▶ [Task objective]: Your task is to give the listing below back word for word, pictures excluded.

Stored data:

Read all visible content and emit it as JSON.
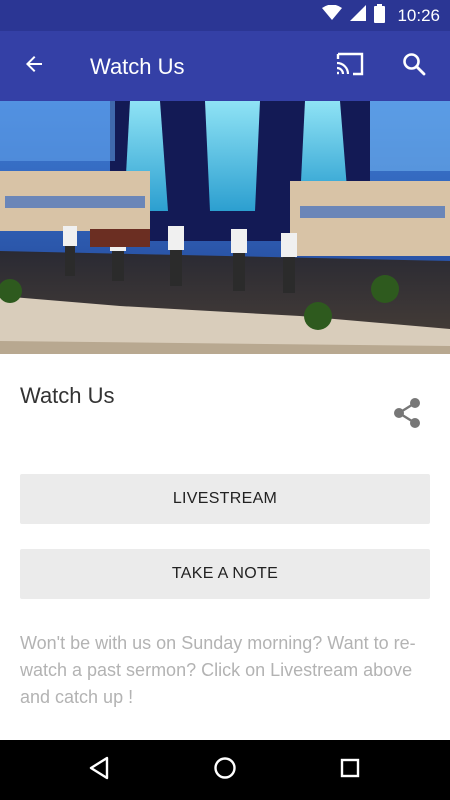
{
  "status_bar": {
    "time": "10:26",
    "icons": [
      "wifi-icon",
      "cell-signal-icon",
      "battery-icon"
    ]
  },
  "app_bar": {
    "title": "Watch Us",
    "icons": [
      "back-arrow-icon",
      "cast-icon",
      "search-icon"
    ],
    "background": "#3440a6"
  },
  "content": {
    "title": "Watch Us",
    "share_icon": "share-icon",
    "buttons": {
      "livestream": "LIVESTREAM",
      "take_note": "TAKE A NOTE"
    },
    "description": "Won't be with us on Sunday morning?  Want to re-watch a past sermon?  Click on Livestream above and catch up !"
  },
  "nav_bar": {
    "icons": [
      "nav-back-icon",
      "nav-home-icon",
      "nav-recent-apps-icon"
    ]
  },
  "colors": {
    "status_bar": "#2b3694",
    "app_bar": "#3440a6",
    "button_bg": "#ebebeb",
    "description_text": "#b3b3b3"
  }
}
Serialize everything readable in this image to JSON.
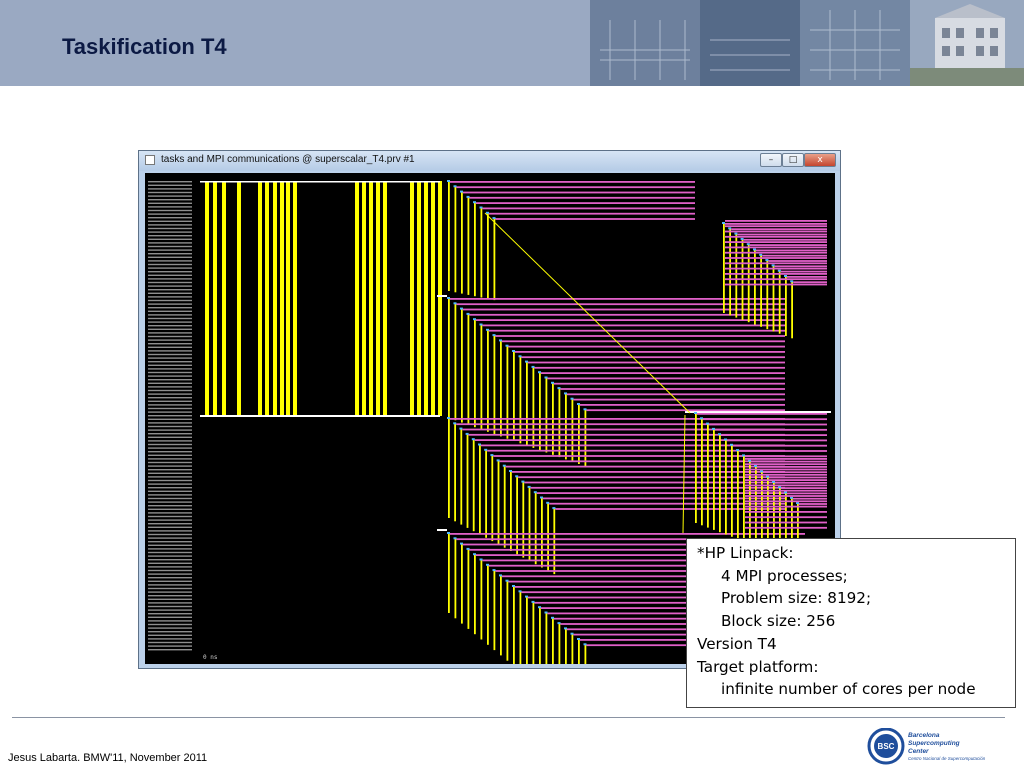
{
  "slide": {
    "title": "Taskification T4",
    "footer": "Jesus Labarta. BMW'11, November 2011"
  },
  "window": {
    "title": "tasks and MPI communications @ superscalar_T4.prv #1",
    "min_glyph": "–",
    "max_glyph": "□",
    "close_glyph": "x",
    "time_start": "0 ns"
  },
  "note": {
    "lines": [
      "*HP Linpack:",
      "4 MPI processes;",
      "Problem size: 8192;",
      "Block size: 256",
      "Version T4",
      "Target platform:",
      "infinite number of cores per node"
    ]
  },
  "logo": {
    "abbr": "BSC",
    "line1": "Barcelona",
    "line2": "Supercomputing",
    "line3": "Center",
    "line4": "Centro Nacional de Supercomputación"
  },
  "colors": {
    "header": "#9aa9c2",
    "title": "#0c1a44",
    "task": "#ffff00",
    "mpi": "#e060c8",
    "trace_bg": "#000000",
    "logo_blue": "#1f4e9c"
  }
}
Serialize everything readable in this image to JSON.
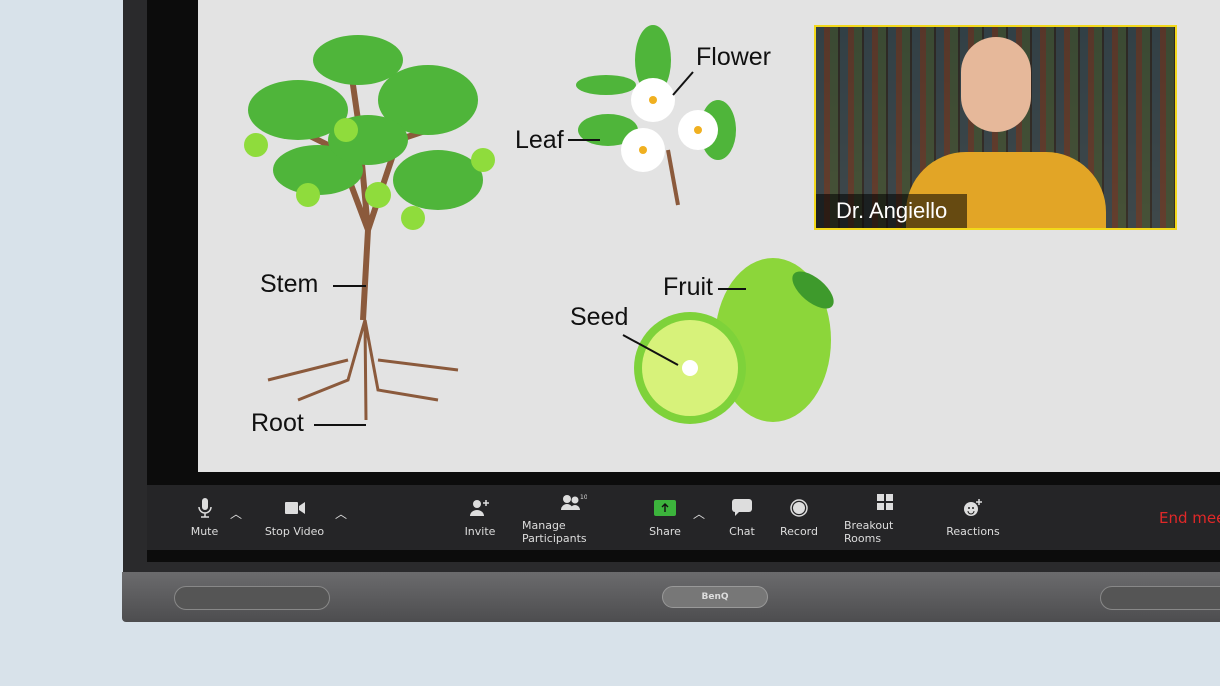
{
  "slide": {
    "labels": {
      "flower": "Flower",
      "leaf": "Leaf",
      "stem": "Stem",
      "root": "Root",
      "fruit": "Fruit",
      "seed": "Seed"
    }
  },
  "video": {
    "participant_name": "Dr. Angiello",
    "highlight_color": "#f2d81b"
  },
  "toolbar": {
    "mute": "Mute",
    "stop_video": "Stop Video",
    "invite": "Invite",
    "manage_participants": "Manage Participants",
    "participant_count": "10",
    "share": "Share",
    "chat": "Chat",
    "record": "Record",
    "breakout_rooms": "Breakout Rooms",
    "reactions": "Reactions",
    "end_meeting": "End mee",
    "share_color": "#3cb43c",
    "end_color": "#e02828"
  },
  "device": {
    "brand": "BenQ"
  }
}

▶ [Solution for this exercise]:
Read all visible content and emit it as JSON.
{
  "status_bar": {
    "time": "10:26",
    "icons": [
      "wifi-icon",
      "cell-signal-icon",
      "battery-icon"
    ]
  },
  "app_bar": {
    "title": "Watch Us",
    "icons": [
      "back-arrow-icon",
      "cast-icon",
      "search-icon"
    ],
    "background": "#3440a6"
  },
  "content": {
    "title": "Watch Us",
    "share_icon": "share-icon",
    "buttons": {
      "livestream": "LIVESTREAM",
      "take_note": "TAKE A NOTE"
    },
    "description": "Won't be with us on Sunday morning?  Want to re-watch a past sermon?  Click on Livestream above and catch up !"
  },
  "nav_bar": {
    "icons": [
      "nav-back-icon",
      "nav-home-icon",
      "nav-recent-apps-icon"
    ]
  },
  "colors": {
    "status_bar": "#2b3694",
    "app_bar": "#3440a6",
    "button_bg": "#ebebeb",
    "description_text": "#b3b3b3"
  }
}
Serialize everything readable in this image to JSON.
{
  "slide": {
    "title": "Taskification T4",
    "footer": "Jesus Labarta. BMW'11, November 2011"
  },
  "window": {
    "title": "tasks and MPI communications @ superscalar_T4.prv #1",
    "min_glyph": "–",
    "max_glyph": "□",
    "close_glyph": "x",
    "time_start": "0 ns"
  },
  "note": {
    "lines": [
      "*HP Linpack:",
      "4 MPI processes;",
      "Problem size: 8192;",
      "Block size: 256",
      "Version T4",
      "Target platform:",
      "infinite number of cores per node"
    ]
  },
  "logo": {
    "abbr": "BSC",
    "line1": "Barcelona",
    "line2": "Supercomputing",
    "line3": "Center",
    "line4": "Centro Nacional de Supercomputación"
  },
  "colors": {
    "header": "#9aa9c2",
    "title": "#0c1a44",
    "task": "#ffff00",
    "mpi": "#e060c8",
    "trace_bg": "#000000",
    "logo_blue": "#1f4e9c"
  }
}
Serialize everything readable in this image to JSON.
{
  "slide": {
    "labels": {
      "flower": "Flower",
      "leaf": "Leaf",
      "stem": "Stem",
      "root": "Root",
      "fruit": "Fruit",
      "seed": "Seed"
    }
  },
  "video": {
    "participant_name": "Dr. Angiello",
    "highlight_color": "#f2d81b"
  },
  "toolbar": {
    "mute": "Mute",
    "stop_video": "Stop Video",
    "invite": "Invite",
    "manage_participants": "Manage Participants",
    "participant_count": "10",
    "share": "Share",
    "chat": "Chat",
    "record": "Record",
    "breakout_rooms": "Breakout Rooms",
    "reactions": "Reactions",
    "end_meeting": "End mee",
    "share_color": "#3cb43c",
    "end_color": "#e02828"
  },
  "device": {
    "brand": "BenQ"
  }
}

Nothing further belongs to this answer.